-- Begin EXERCISE INPUT --

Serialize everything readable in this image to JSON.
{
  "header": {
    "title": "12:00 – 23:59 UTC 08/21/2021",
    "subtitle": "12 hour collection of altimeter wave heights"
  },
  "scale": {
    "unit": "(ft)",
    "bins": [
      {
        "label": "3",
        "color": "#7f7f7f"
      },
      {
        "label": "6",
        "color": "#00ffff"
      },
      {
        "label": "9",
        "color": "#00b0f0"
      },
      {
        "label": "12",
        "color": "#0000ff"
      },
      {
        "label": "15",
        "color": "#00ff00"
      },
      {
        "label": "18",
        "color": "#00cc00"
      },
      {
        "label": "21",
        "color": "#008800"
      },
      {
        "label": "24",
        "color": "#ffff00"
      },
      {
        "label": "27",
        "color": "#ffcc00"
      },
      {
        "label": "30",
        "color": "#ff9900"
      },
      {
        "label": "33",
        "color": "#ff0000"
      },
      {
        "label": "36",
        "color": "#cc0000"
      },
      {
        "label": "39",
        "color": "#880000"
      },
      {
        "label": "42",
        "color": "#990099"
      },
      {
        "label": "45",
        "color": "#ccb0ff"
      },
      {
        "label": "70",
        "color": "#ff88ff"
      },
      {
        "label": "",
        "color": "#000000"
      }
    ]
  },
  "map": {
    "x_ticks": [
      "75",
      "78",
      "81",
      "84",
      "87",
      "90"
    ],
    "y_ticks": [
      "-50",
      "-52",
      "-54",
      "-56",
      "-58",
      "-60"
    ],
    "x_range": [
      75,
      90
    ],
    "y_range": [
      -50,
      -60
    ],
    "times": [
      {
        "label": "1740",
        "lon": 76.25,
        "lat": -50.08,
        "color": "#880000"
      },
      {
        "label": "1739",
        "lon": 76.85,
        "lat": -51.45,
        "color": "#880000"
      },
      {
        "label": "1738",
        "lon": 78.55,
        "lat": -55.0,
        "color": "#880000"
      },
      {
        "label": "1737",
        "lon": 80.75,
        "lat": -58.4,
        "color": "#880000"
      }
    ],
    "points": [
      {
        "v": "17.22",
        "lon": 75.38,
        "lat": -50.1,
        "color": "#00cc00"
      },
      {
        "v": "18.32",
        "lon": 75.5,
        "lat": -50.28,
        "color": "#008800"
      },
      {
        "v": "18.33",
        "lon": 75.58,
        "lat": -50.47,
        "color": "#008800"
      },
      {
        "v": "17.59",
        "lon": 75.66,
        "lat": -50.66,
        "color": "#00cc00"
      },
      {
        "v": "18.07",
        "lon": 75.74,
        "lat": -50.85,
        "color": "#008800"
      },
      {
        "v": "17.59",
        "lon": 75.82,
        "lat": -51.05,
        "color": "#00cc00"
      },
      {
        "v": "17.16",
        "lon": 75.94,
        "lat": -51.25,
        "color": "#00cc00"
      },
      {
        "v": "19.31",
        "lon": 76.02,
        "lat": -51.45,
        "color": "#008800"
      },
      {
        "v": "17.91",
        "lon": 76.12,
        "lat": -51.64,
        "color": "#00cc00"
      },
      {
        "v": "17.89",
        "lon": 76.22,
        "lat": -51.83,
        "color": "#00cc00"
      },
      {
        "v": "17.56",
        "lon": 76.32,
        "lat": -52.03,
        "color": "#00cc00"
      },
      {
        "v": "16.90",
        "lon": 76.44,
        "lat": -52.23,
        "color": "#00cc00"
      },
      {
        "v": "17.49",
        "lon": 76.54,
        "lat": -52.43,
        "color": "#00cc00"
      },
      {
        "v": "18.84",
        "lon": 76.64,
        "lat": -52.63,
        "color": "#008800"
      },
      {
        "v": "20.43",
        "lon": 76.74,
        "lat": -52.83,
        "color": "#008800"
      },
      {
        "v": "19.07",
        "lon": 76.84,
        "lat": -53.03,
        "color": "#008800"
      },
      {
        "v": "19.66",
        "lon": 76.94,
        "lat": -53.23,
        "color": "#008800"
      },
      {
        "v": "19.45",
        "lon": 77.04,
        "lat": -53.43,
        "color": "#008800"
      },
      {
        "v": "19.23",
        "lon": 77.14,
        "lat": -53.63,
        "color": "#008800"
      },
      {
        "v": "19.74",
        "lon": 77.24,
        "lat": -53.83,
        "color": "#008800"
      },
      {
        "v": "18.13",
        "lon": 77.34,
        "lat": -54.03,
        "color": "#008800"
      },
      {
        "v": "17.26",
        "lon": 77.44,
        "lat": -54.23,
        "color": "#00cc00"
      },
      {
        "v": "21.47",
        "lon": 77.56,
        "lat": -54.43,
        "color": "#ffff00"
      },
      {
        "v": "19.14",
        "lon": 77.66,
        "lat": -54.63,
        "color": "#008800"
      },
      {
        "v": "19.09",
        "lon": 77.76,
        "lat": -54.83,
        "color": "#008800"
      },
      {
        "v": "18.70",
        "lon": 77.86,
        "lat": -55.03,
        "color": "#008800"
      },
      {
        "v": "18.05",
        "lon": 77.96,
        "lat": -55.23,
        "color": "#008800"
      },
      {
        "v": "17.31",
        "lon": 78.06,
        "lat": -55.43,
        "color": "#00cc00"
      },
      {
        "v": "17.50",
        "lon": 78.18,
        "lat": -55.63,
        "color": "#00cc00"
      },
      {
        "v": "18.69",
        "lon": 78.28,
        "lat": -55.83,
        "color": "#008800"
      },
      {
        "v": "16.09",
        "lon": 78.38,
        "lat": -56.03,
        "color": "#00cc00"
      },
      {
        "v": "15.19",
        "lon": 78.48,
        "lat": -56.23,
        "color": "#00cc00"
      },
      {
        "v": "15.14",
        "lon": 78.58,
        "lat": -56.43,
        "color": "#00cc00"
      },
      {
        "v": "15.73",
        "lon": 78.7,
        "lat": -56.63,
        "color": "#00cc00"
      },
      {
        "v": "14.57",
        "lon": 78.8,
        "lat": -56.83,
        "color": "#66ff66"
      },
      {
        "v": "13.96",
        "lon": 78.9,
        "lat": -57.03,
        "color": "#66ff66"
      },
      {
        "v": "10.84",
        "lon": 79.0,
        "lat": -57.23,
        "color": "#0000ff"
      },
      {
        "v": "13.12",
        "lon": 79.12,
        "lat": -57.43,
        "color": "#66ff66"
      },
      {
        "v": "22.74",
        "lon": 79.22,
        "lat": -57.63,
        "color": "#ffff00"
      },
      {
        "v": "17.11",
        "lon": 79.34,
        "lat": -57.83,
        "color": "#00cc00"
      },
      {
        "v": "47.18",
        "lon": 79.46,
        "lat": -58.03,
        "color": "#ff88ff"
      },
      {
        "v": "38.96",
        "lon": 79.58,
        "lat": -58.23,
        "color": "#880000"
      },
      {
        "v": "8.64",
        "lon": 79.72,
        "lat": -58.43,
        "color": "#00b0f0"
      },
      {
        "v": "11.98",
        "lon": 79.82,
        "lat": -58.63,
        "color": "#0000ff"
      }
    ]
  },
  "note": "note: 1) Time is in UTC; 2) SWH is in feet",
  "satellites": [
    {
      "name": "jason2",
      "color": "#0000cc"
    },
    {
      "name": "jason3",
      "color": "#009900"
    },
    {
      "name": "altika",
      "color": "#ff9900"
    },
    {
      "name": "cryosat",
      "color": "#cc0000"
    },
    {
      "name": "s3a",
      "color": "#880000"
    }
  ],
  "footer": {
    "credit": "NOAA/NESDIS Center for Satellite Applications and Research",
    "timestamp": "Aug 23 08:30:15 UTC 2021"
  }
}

-- End EXERCISE INPUT --

» **TASK TO COMPLETE**: All of the data needs to be reproduced exactly, with no line missing.

» **TASK OUTPUT**:
Serialize everything readable in this image to JSON.
{
  "header": {
    "title": "12:00 – 23:59 UTC 08/21/2021",
    "subtitle": "12 hour collection of altimeter wave heights"
  },
  "scale": {
    "unit": "(ft)",
    "bins": [
      {
        "label": "3",
        "color": "#7f7f7f"
      },
      {
        "label": "6",
        "color": "#00ffff"
      },
      {
        "label": "9",
        "color": "#00b0f0"
      },
      {
        "label": "12",
        "color": "#0000ff"
      },
      {
        "label": "15",
        "color": "#00ff00"
      },
      {
        "label": "18",
        "color": "#00cc00"
      },
      {
        "label": "21",
        "color": "#008800"
      },
      {
        "label": "24",
        "color": "#ffff00"
      },
      {
        "label": "27",
        "color": "#ffcc00"
      },
      {
        "label": "30",
        "color": "#ff9900"
      },
      {
        "label": "33",
        "color": "#ff0000"
      },
      {
        "label": "36",
        "color": "#cc0000"
      },
      {
        "label": "39",
        "color": "#880000"
      },
      {
        "label": "42",
        "color": "#990099"
      },
      {
        "label": "45",
        "color": "#ccb0ff"
      },
      {
        "label": "70",
        "color": "#ff88ff"
      },
      {
        "label": "",
        "color": "#000000"
      }
    ]
  },
  "map": {
    "x_ticks": [
      "75",
      "78",
      "81",
      "84",
      "87",
      "90"
    ],
    "y_ticks": [
      "-50",
      "-52",
      "-54",
      "-56",
      "-58",
      "-60"
    ],
    "x_range": [
      75,
      90
    ],
    "y_range": [
      -50,
      -60
    ],
    "times": [
      {
        "label": "1740",
        "lon": 76.25,
        "lat": -50.08,
        "color": "#880000"
      },
      {
        "label": "1739",
        "lon": 76.85,
        "lat": -51.45,
        "color": "#880000"
      },
      {
        "label": "1738",
        "lon": 78.55,
        "lat": -55.0,
        "color": "#880000"
      },
      {
        "label": "1737",
        "lon": 80.75,
        "lat": -58.4,
        "color": "#880000"
      }
    ],
    "points": [
      {
        "v": "17.22",
        "lon": 75.38,
        "lat": -50.1,
        "color": "#00cc00"
      },
      {
        "v": "18.32",
        "lon": 75.5,
        "lat": -50.28,
        "color": "#008800"
      },
      {
        "v": "18.33",
        "lon": 75.58,
        "lat": -50.47,
        "color": "#008800"
      },
      {
        "v": "17.59",
        "lon": 75.66,
        "lat": -50.66,
        "color": "#00cc00"
      },
      {
        "v": "18.07",
        "lon": 75.74,
        "lat": -50.85,
        "color": "#008800"
      },
      {
        "v": "17.59",
        "lon": 75.82,
        "lat": -51.05,
        "color": "#00cc00"
      },
      {
        "v": "17.16",
        "lon": 75.94,
        "lat": -51.25,
        "color": "#00cc00"
      },
      {
        "v": "19.31",
        "lon": 76.02,
        "lat": -51.45,
        "color": "#008800"
      },
      {
        "v": "17.91",
        "lon": 76.12,
        "lat": -51.64,
        "color": "#00cc00"
      },
      {
        "v": "17.89",
        "lon": 76.22,
        "lat": -51.83,
        "color": "#00cc00"
      },
      {
        "v": "17.56",
        "lon": 76.32,
        "lat": -52.03,
        "color": "#00cc00"
      },
      {
        "v": "16.90",
        "lon": 76.44,
        "lat": -52.23,
        "color": "#00cc00"
      },
      {
        "v": "17.49",
        "lon": 76.54,
        "lat": -52.43,
        "color": "#00cc00"
      },
      {
        "v": "18.84",
        "lon": 76.64,
        "lat": -52.63,
        "color": "#008800"
      },
      {
        "v": "20.43",
        "lon": 76.74,
        "lat": -52.83,
        "color": "#008800"
      },
      {
        "v": "19.07",
        "lon": 76.84,
        "lat": -53.03,
        "color": "#008800"
      },
      {
        "v": "19.66",
        "lon": 76.94,
        "lat": -53.23,
        "color": "#008800"
      },
      {
        "v": "19.45",
        "lon": 77.04,
        "lat": -53.43,
        "color": "#008800"
      },
      {
        "v": "19.23",
        "lon": 77.14,
        "lat": -53.63,
        "color": "#008800"
      },
      {
        "v": "19.74",
        "lon": 77.24,
        "lat": -53.83,
        "color": "#008800"
      },
      {
        "v": "18.13",
        "lon": 77.34,
        "lat": -54.03,
        "color": "#008800"
      },
      {
        "v": "17.26",
        "lon": 77.44,
        "lat": -54.23,
        "color": "#00cc00"
      },
      {
        "v": "21.47",
        "lon": 77.56,
        "lat": -54.43,
        "color": "#ffff00"
      },
      {
        "v": "19.14",
        "lon": 77.66,
        "lat": -54.63,
        "color": "#008800"
      },
      {
        "v": "19.09",
        "lon": 77.76,
        "lat": -54.83,
        "color": "#008800"
      },
      {
        "v": "18.70",
        "lon": 77.86,
        "lat": -55.03,
        "color": "#008800"
      },
      {
        "v": "18.05",
        "lon": 77.96,
        "lat": -55.23,
        "color": "#008800"
      },
      {
        "v": "17.31",
        "lon": 78.06,
        "lat": -55.43,
        "color": "#00cc00"
      },
      {
        "v": "17.50",
        "lon": 78.18,
        "lat": -55.63,
        "color": "#00cc00"
      },
      {
        "v": "18.69",
        "lon": 78.28,
        "lat": -55.83,
        "color": "#008800"
      },
      {
        "v": "16.09",
        "lon": 78.38,
        "lat": -56.03,
        "color": "#00cc00"
      },
      {
        "v": "15.19",
        "lon": 78.48,
        "lat": -56.23,
        "color": "#00cc00"
      },
      {
        "v": "15.14",
        "lon": 78.58,
        "lat": -56.43,
        "color": "#00cc00"
      },
      {
        "v": "15.73",
        "lon": 78.7,
        "lat": -56.63,
        "color": "#00cc00"
      },
      {
        "v": "14.57",
        "lon": 78.8,
        "lat": -56.83,
        "color": "#66ff66"
      },
      {
        "v": "13.96",
        "lon": 78.9,
        "lat": -57.03,
        "color": "#66ff66"
      },
      {
        "v": "10.84",
        "lon": 79.0,
        "lat": -57.23,
        "color": "#0000ff"
      },
      {
        "v": "13.12",
        "lon": 79.12,
        "lat": -57.43,
        "color": "#66ff66"
      },
      {
        "v": "22.74",
        "lon": 79.22,
        "lat": -57.63,
        "color": "#ffff00"
      },
      {
        "v": "17.11",
        "lon": 79.34,
        "lat": -57.83,
        "color": "#00cc00"
      },
      {
        "v": "47.18",
        "lon": 79.46,
        "lat": -58.03,
        "color": "#ff88ff"
      },
      {
        "v": "38.96",
        "lon": 79.58,
        "lat": -58.23,
        "color": "#880000"
      },
      {
        "v": "8.64",
        "lon": 79.72,
        "lat": -58.43,
        "color": "#00b0f0"
      },
      {
        "v": "11.98",
        "lon": 79.82,
        "lat": -58.63,
        "color": "#0000ff"
      }
    ]
  },
  "note": "note: 1) Time is in UTC; 2) SWH is in feet",
  "satellites": [
    {
      "name": "jason2",
      "color": "#0000cc"
    },
    {
      "name": "jason3",
      "color": "#009900"
    },
    {
      "name": "altika",
      "color": "#ff9900"
    },
    {
      "name": "cryosat",
      "color": "#cc0000"
    },
    {
      "name": "s3a",
      "color": "#880000"
    }
  ],
  "footer": {
    "credit": "NOAA/NESDIS Center for Satellite Applications and Research",
    "timestamp": "Aug 23 08:30:15 UTC 2021"
  }
}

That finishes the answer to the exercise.